[Saved data entries]
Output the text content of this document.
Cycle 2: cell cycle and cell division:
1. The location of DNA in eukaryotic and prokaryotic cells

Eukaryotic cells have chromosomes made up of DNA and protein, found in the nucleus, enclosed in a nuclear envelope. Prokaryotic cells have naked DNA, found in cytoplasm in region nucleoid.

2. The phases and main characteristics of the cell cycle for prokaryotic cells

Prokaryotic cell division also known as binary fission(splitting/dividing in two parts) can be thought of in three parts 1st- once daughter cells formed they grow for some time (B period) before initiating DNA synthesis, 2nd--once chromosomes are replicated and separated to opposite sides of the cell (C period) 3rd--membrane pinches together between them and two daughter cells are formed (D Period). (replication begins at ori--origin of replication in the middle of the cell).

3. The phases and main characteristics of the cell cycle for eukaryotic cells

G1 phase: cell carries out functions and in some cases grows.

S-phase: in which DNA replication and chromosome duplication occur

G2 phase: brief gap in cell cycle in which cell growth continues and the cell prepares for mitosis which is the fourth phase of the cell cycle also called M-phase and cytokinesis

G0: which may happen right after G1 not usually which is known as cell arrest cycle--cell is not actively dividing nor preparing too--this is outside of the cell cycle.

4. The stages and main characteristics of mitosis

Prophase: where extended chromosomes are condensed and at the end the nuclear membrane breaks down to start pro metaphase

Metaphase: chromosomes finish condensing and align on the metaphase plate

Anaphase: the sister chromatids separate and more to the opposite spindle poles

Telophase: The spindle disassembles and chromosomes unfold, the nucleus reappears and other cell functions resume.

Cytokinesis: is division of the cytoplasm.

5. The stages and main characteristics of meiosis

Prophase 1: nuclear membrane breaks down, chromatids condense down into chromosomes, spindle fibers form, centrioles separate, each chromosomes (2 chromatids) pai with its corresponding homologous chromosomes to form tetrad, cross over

> [Exercise directions]
Apply a filter for "stages" to the entries and show each line that passes.

> [Answer to this task]
4. The stages and main characteristics of mitosis
5. The stages and main characteristics of meiosis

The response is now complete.